EXERCISE DETAILS = Copy each line holding the string "value".

SUPPLIED ENTRIES =
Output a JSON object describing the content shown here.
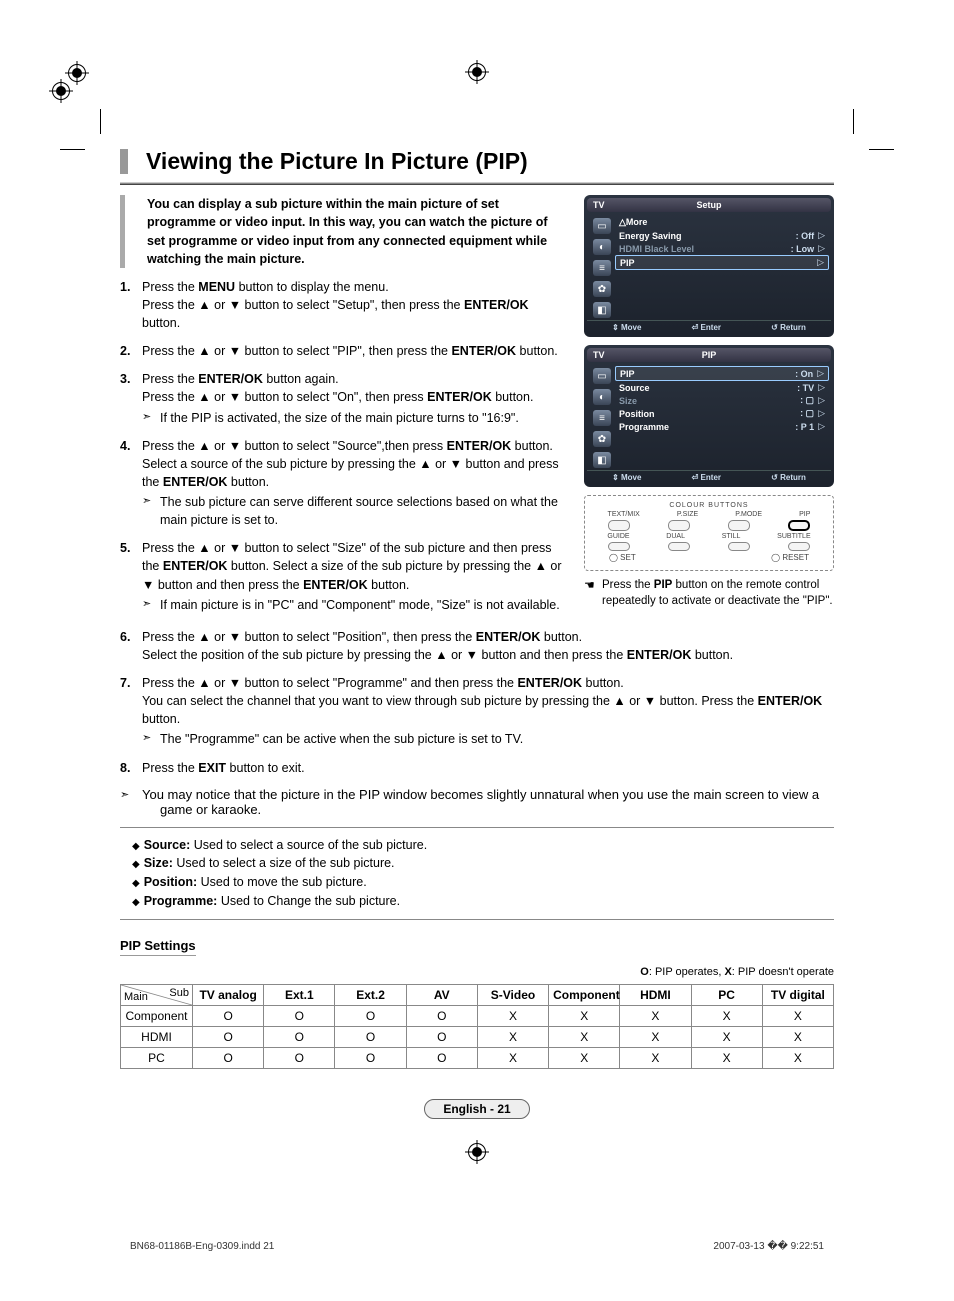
{
  "title": "Viewing the Picture In Picture (PIP)",
  "intro": "You can display a sub picture within the main picture of set programme or video input. In this way, you can watch the picture of set programme or video input from any connected equipment while watching the main picture.",
  "steps": [
    {
      "num": "1.",
      "html": "Press the <b>MENU</b> button to display the menu.<br>Press the ▲ or ▼ button to select \"Setup\", then press the <b>ENTER/OK</b> button."
    },
    {
      "num": "2.",
      "html": "Press the ▲ or ▼ button to select \"PIP\", then press the <b>ENTER/OK</b> button."
    },
    {
      "num": "3.",
      "html": "Press the <b>ENTER/OK</b> button again.<br>Press the ▲ or ▼ button to select \"On\", then press <b>ENTER/OK</b> button.",
      "note": "If the PIP is activated, the size of the main picture turns to \"16:9\"."
    },
    {
      "num": "4.",
      "html": "Press the ▲ or ▼ button to select \"Source\",then press <b>ENTER/OK</b> button. Select a source of the sub picture by pressing the ▲ or ▼ button and press the <b>ENTER/OK</b> button.",
      "note": "The sub picture can serve different source selections based on what the main picture is set to."
    },
    {
      "num": "5.",
      "html": "Press the ▲ or ▼ button to select \"Size\" of the sub picture and then press the <b>ENTER/OK</b> button. Select a size of the sub picture by pressing the ▲ or ▼ button and then press the <b>ENTER/OK</b> button.",
      "note": "If main picture is in \"PC\" and \"Component\" mode, \"Size\" is not available."
    }
  ],
  "steps_full": [
    {
      "num": "6.",
      "html": "Press the ▲ or ▼ button to select \"Position\", then press the <b>ENTER/OK</b> button.<br>Select the position of the sub picture by pressing the ▲ or ▼ button and then press the <b>ENTER/OK</b> button."
    },
    {
      "num": "7.",
      "html": "Press the ▲ or ▼ button to select \"Programme\" and then press the <b>ENTER/OK</b> button.<br>You can select the channel that you want to view through sub picture by pressing the ▲ or ▼ button. Press the <b>ENTER/OK</b> button.",
      "note": "The \"Programme\" can be active when the sub picture is set to TV."
    },
    {
      "num": "8.",
      "html": "Press the <b>EXIT</b> button to exit."
    }
  ],
  "closing_note": "You may notice that the picture in the PIP window becomes slightly unnatural when you use the main screen to view a game or karaoke.",
  "defs": [
    {
      "term": "Source:",
      "text": "Used to select a source of the sub picture."
    },
    {
      "term": "Size:",
      "text": "Used to select a size of the sub picture."
    },
    {
      "term": "Position:",
      "text": "Used to move the sub picture."
    },
    {
      "term": "Programme:",
      "text": "Used to Change the sub picture."
    }
  ],
  "settings_heading": "PIP Settings",
  "legend": "O: PIP operates, X: PIP doesn't operate",
  "table": {
    "corner_main": "Main",
    "corner_sub": "Sub",
    "headers": [
      "TV analog",
      "Ext.1",
      "Ext.2",
      "AV",
      "S-Video",
      "Component",
      "HDMI",
      "PC",
      "TV digital"
    ],
    "rows": [
      {
        "name": "Component",
        "cells": [
          "O",
          "O",
          "O",
          "O",
          "X",
          "X",
          "X",
          "X",
          "X"
        ]
      },
      {
        "name": "HDMI",
        "cells": [
          "O",
          "O",
          "O",
          "O",
          "X",
          "X",
          "X",
          "X",
          "X"
        ]
      },
      {
        "name": "PC",
        "cells": [
          "O",
          "O",
          "O",
          "O",
          "X",
          "X",
          "X",
          "X",
          "X"
        ]
      }
    ]
  },
  "osd1": {
    "tag": "TV",
    "title": "Setup",
    "lines": [
      {
        "label": "△More",
        "val": "",
        "sel": false,
        "cls": ""
      },
      {
        "label": "Energy Saving",
        "val": ": Off",
        "sel": false,
        "arrow": "▷"
      },
      {
        "label": "HDMI Black Level",
        "val": ": Low",
        "sel": false,
        "arrow": "▷",
        "cls": "dim"
      },
      {
        "label": "PIP",
        "val": "",
        "sel": true,
        "arrow": "▷"
      }
    ],
    "footer": [
      "⇕ Move",
      "⏎ Enter",
      "↺ Return"
    ]
  },
  "osd2": {
    "tag": "TV",
    "title": "PIP",
    "lines": [
      {
        "label": "PIP",
        "val": ": On",
        "sel": true,
        "arrow": "▷"
      },
      {
        "label": "Source",
        "val": ": TV",
        "sel": false,
        "arrow": "▷"
      },
      {
        "label": "Size",
        "val": ": ▢",
        "sel": false,
        "arrow": "▷",
        "cls": "dim"
      },
      {
        "label": "Position",
        "val": ": ▢",
        "sel": false,
        "arrow": "▷"
      },
      {
        "label": "Programme",
        "val": ": P 1",
        "sel": false,
        "arrow": "▷"
      }
    ],
    "footer": [
      "⇕ Move",
      "⏎ Enter",
      "↺ Return"
    ]
  },
  "remote": {
    "header": "COLOUR BUTTONS",
    "row1": [
      "TEXT/MIX",
      "P.SIZE",
      "P.MODE",
      "PIP"
    ],
    "row2": [
      "GUIDE",
      "DUAL",
      "STILL",
      "SUBTITLE"
    ],
    "footer_l": "◯ SET",
    "footer_r": "◯ RESET"
  },
  "remote_note": "Press the PIP button on the remote control repeatedly to activate or deactivate the \"PIP\".",
  "remote_note_bold": "PIP",
  "page_num": "English - 21",
  "footer_left": "BN68-01186B-Eng-0309.indd   21",
  "footer_right": "2007-03-13   �� 9:22:51"
}
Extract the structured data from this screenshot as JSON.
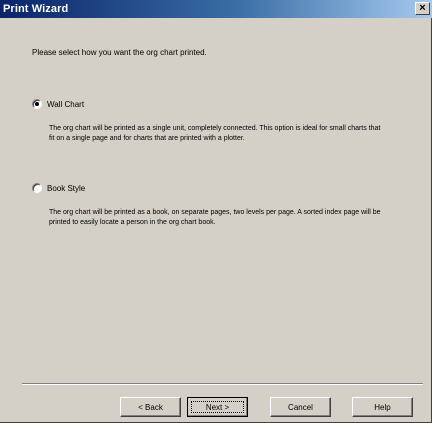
{
  "window": {
    "title": "Print Wizard",
    "close_glyph": "×"
  },
  "content": {
    "instruction": "Please select how you want the org chart printed.",
    "options": [
      {
        "label": "Wall Chart",
        "checked": true,
        "description": "The org chart will be printed as a single unit, completely connected. This option is ideal for small charts that fit on a single page and for charts that are printed with a plotter."
      },
      {
        "label": "Book Style",
        "checked": false,
        "description": "The org chart will be printed as a book, on separate pages, two levels per page. A sorted index page will be printed to easily locate a person in the org chart book."
      }
    ]
  },
  "buttons": {
    "back": "< Back",
    "next": "Next >",
    "cancel": "Cancel",
    "help": "Help"
  }
}
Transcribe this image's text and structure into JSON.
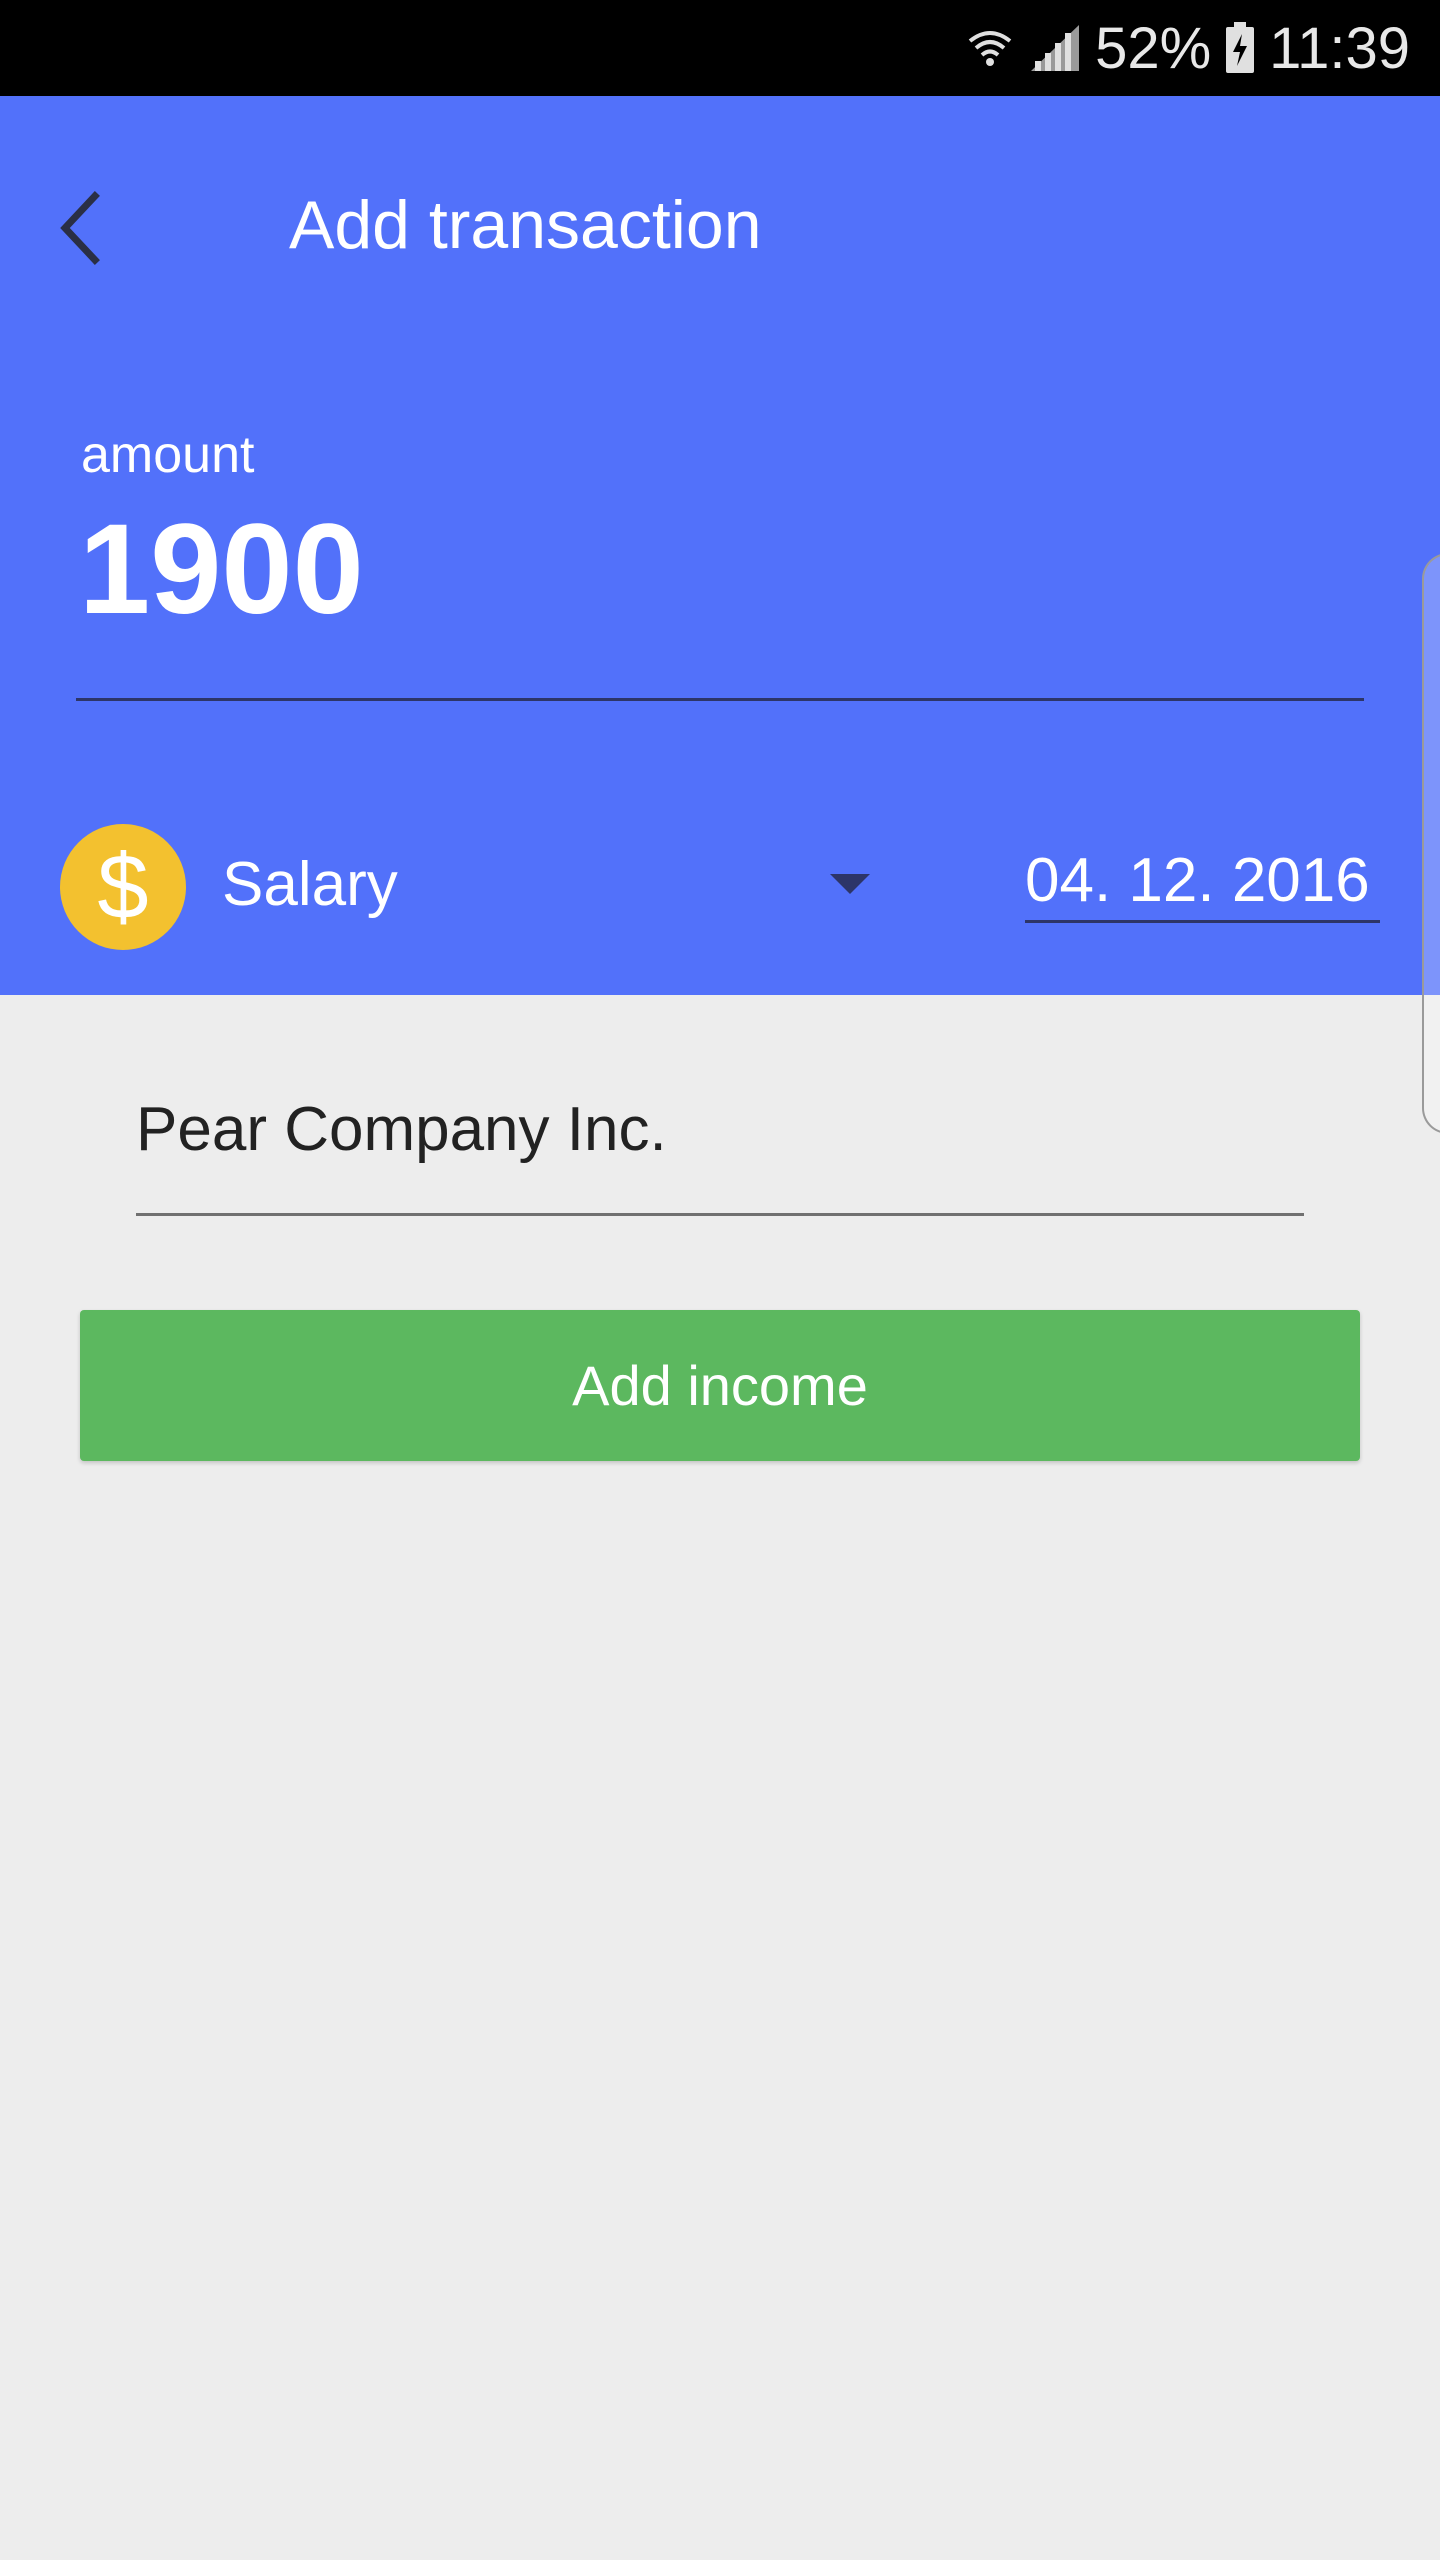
{
  "status_bar": {
    "battery": "52%",
    "time": "11:39",
    "icons": [
      "wifi-icon",
      "signal-icon",
      "battery-charging-icon"
    ]
  },
  "header": {
    "title": "Add transaction",
    "back_icon": "chevron-left-icon"
  },
  "amount": {
    "label": "amount",
    "value": "1900"
  },
  "category": {
    "icon": "dollar-coin-icon",
    "icon_glyph": "$",
    "label": "Salary"
  },
  "date": {
    "value": "04. 12. 2016"
  },
  "description": {
    "value": "Pear Company Inc."
  },
  "actions": {
    "add_income_label": "Add income"
  },
  "colors": {
    "header_bg": "#5271fa",
    "button_green": "#5cb85f",
    "coin_yellow": "#f3c12f",
    "page_bg": "#ededed"
  }
}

WRITTEN REPLY =
    "value": "1900"
    "value": "04. 12. 2016"
    "value": "Pear Company Inc."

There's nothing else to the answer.